Task instructions:
Reproduce all of the data exactly, with no line skipped.
*** Data lines ***
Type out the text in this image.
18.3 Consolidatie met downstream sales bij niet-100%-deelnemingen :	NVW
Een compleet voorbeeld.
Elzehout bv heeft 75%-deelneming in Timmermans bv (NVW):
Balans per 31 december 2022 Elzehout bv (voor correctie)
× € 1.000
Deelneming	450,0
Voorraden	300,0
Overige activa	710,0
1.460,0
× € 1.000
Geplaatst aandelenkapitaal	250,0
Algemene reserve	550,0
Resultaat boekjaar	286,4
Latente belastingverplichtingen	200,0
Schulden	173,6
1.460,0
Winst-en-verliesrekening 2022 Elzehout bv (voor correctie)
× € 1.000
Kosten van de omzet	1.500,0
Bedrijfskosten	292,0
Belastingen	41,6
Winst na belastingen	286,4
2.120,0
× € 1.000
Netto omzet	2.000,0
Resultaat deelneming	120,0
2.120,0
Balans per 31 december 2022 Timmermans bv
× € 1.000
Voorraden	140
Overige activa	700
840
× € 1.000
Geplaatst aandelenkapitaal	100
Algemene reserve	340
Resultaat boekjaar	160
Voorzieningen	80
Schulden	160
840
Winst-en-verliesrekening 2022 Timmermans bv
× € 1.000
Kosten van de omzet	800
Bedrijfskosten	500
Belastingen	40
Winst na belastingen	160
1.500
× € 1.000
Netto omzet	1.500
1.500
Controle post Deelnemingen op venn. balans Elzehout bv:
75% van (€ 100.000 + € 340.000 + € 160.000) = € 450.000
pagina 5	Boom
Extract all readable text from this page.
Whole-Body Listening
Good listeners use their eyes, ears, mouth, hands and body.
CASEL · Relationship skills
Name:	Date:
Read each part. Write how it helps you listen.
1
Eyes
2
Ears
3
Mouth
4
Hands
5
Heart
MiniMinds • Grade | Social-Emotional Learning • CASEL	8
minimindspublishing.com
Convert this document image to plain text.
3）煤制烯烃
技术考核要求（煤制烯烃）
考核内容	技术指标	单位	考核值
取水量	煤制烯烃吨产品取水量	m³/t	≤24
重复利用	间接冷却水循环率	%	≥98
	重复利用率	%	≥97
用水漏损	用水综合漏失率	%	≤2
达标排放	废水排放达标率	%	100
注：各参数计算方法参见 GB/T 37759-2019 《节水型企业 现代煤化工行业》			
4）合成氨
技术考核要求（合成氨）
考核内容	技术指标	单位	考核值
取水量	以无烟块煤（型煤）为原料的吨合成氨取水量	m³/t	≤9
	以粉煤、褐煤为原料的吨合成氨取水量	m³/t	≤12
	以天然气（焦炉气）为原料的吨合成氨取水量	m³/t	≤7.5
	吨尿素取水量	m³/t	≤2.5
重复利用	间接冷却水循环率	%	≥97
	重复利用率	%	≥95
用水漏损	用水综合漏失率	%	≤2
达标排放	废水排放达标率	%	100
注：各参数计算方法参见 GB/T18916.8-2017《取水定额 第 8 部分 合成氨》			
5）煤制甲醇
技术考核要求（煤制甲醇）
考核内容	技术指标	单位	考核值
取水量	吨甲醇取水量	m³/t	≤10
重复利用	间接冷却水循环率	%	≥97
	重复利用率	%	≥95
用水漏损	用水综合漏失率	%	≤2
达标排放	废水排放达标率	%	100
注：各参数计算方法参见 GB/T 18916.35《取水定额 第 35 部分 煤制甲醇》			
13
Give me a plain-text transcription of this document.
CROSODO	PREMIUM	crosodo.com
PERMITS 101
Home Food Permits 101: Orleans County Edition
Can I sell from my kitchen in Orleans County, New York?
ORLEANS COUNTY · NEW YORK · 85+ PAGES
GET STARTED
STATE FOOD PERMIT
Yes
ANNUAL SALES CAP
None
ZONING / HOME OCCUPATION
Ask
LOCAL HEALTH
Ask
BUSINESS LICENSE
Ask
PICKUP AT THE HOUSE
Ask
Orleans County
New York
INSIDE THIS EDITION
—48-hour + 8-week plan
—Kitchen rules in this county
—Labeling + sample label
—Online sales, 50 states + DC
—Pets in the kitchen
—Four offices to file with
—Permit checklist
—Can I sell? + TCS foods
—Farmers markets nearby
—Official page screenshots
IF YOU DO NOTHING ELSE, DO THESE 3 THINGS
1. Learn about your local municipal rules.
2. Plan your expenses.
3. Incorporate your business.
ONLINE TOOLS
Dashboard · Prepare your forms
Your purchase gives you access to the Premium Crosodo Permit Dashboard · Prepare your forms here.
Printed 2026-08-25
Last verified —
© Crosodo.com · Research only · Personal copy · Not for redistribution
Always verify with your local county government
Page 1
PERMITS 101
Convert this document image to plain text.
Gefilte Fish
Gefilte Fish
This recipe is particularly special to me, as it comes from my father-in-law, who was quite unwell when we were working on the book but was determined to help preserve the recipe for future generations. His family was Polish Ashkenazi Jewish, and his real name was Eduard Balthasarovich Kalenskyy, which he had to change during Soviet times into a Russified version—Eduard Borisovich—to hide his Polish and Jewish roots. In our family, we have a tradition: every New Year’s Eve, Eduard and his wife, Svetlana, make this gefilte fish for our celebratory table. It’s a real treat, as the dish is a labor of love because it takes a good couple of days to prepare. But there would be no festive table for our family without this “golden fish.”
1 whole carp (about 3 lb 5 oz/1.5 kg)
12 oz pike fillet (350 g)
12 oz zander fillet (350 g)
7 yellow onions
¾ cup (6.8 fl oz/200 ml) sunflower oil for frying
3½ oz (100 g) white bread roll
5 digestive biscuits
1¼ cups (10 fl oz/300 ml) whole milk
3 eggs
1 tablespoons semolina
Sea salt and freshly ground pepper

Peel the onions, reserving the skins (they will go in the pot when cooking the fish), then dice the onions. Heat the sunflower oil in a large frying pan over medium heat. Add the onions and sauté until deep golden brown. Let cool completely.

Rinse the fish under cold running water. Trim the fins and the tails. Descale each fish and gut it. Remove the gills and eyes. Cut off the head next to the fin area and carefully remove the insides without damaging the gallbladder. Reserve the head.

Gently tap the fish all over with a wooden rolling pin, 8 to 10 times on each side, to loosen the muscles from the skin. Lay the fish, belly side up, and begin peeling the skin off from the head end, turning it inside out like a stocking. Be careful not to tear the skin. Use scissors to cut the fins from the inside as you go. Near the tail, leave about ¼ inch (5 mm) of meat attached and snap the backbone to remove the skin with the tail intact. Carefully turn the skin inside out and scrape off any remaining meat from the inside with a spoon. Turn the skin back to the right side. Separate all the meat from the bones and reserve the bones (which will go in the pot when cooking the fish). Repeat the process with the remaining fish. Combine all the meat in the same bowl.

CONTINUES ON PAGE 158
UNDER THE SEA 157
***
Result of the task:
Type out the text in this image.
18.3 Consolidatie met downstream sales bij niet-100%-deelnemingen :	NVW
Een compleet voorbeeld.
Elzehout bv heeft 75%-deelneming in Timmermans bv (NVW):
Balans per 31 december 2022 Elzehout bv (voor correctie)
× € 1.000
Deelneming	450,0
Voorraden	300,0
Overige activa	710,0
1.460,0
× € 1.000
Geplaatst aandelenkapitaal	250,0
Algemene reserve	550,0
Resultaat boekjaar	286,4
Latente belastingverplichtingen	200,0
Schulden	173,6
1.460,0
Winst-en-verliesrekening 2022 Elzehout bv (voor correctie)
× € 1.000
Kosten van de omzet	1.500,0
Bedrijfskosten	292,0
Belastingen	41,6
Winst na belastingen	286,4
2.120,0
× € 1.000
Netto omzet	2.000,0
Resultaat deelneming	120,0
2.120,0
Balans per 31 december 2022 Timmermans bv
× € 1.000
Voorraden	140
Overige activa	700
840
× € 1.000
Geplaatst aandelenkapitaal	100
Algemene reserve	340
Resultaat boekjaar	160
Voorzieningen	80
Schulden	160
840
Winst-en-verliesrekening 2022 Timmermans bv
× € 1.000
Kosten van de omzet	800
Bedrijfskosten	500
Belastingen	40
Winst na belastingen	160
1.500
× € 1.000
Netto omzet	1.500
1.500
Controle post Deelnemingen op venn. balans Elzehout bv:
75% van (€ 100.000 + € 340.000 + € 160.000) = € 450.000
pagina 5	Boom
Extract all readable text from this page.
Whole-Body Listening
Good listeners use their eyes, ears, mouth, hands and body.
CASEL · Relationship skills
Name:	Date:
Read each part. Write how it helps you listen.
1
Eyes
2
Ears
3
Mouth
4
Hands
5
Heart
MiniMinds • Grade | Social-Emotional Learning • CASEL	8
minimindspublishing.com
Convert this document image to plain text.
3）煤制烯烃
技术考核要求（煤制烯烃）
考核内容	技术指标	单位	考核值
取水量	煤制烯烃吨产品取水量	m³/t	≤24
重复利用	间接冷却水循环率	%	≥98
	重复利用率	%	≥97
用水漏损	用水综合漏失率	%	≤2
达标排放	废水排放达标率	%	100
注：各参数计算方法参见 GB/T 37759-2019 《节水型企业 现代煤化工行业》			
4）合成氨
技术考核要求（合成氨）
考核内容	技术指标	单位	考核值
取水量	以无烟块煤（型煤）为原料的吨合成氨取水量	m³/t	≤9
	以粉煤、褐煤为原料的吨合成氨取水量	m³/t	≤12
	以天然气（焦炉气）为原料的吨合成氨取水量	m³/t	≤7.5
	吨尿素取水量	m³/t	≤2.5
重复利用	间接冷却水循环率	%	≥97
	重复利用率	%	≥95
用水漏损	用水综合漏失率	%	≤2
达标排放	废水排放达标率	%	100
注：各参数计算方法参见 GB/T18916.8-2017《取水定额 第 8 部分 合成氨》			
5）煤制甲醇
技术考核要求（煤制甲醇）
考核内容	技术指标	单位	考核值
取水量	吨甲醇取水量	m³/t	≤10
重复利用	间接冷却水循环率	%	≥97
	重复利用率	%	≥95
用水漏损	用水综合漏失率	%	≤2
达标排放	废水排放达标率	%	100
注：各参数计算方法参见 GB/T 18916.35《取水定额 第 35 部分 煤制甲醇》			
13
Give me a plain-text transcription of this document.
CROSODO	PREMIUM	crosodo.com
PERMITS 101
Home Food Permits 101: Orleans County Edition
Can I sell from my kitchen in Orleans County, New York?
ORLEANS COUNTY · NEW YORK · 85+ PAGES
GET STARTED
STATE FOOD PERMIT
Yes
ANNUAL SALES CAP
None
ZONING / HOME OCCUPATION
Ask
LOCAL HEALTH
Ask
BUSINESS LICENSE
Ask
PICKUP AT THE HOUSE
Ask
Orleans County
New York
INSIDE THIS EDITION
—48-hour + 8-week plan
—Kitchen rules in this county
—Labeling + sample label
—Online sales, 50 states + DC
—Pets in the kitchen
—Four offices to file with
—Permit checklist
—Can I sell? + TCS foods
—Farmers markets nearby
—Official page screenshots
IF YOU DO NOTHING ELSE, DO THESE 3 THINGS
1. Learn about your local municipal rules.
2. Plan your expenses.
3. Incorporate your business.
ONLINE TOOLS
Dashboard · Prepare your forms
Your purchase gives you access to the Premium Crosodo Permit Dashboard · Prepare your forms here.
Printed 2026-08-25
Last verified —
© Crosodo.com · Research only · Personal copy · Not for redistribution
Always verify with your local county government
Page 1
PERMITS 101
Convert this document image to plain text.
Gefilte Fish
Gefilte Fish
This recipe is particularly special to me, as it comes from my father-in-law, who was quite unwell when we were working on the book but was determined to help preserve the recipe for future generations. His family was Polish Ashkenazi Jewish, and his real name was Eduard Balthasarovich Kalenskyy, which he had to change during Soviet times into a Russified version—Eduard Borisovich—to hide his Polish and Jewish roots. In our family, we have a tradition: every New Year’s Eve, Eduard and his wife, Svetlana, make this gefilte fish for our celebratory table. It’s a real treat, as the dish is a labor of love because it takes a good couple of days to prepare. But there would be no festive table for our family without this “golden fish.”
1 whole carp (about 3 lb 5 oz/1.5 kg)
12 oz pike fillet (350 g)
12 oz zander fillet (350 g)
7 yellow onions
¾ cup (6.8 fl oz/200 ml) sunflower oil for frying
3½ oz (100 g) white bread roll
5 digestive biscuits
1¼ cups (10 fl oz/300 ml) whole milk
3 eggs
1 tablespoons semolina
Sea salt and freshly ground pepper

Peel the onions, reserving the skins (they will go in the pot when cooking the fish), then dice the onions. Heat the sunflower oil in a large frying pan over medium heat. Add the onions and sauté until deep golden brown. Let cool completely.

Rinse the fish under cold running water. Trim the fins and the tails. Descale each fish and gut it. Remove the gills and eyes. Cut off the head next to the fin area and carefully remove the insides without damaging the gallbladder. Reserve the head.

Gently tap the fish all over with a wooden rolling pin, 8 to 10 times on each side, to loosen the muscles from the skin. Lay the fish, belly side up, and begin peeling the skin off from the head end, turning it inside out like a stocking. Be careful not to tear the skin. Use scissors to cut the fins from the inside as you go. Near the tail, leave about ¼ inch (5 mm) of meat attached and snap the backbone to remove the skin with the tail intact. Carefully turn the skin inside out and scrape off any remaining meat from the inside with a spoon. Turn the skin back to the right side. Separate all the meat from the bones and reserve the bones (which will go in the pot when cooking the fish). Repeat the process with the remaining fish. Combine all the meat in the same bowl.

CONTINUES ON PAGE 158
UNDER THE SEA 157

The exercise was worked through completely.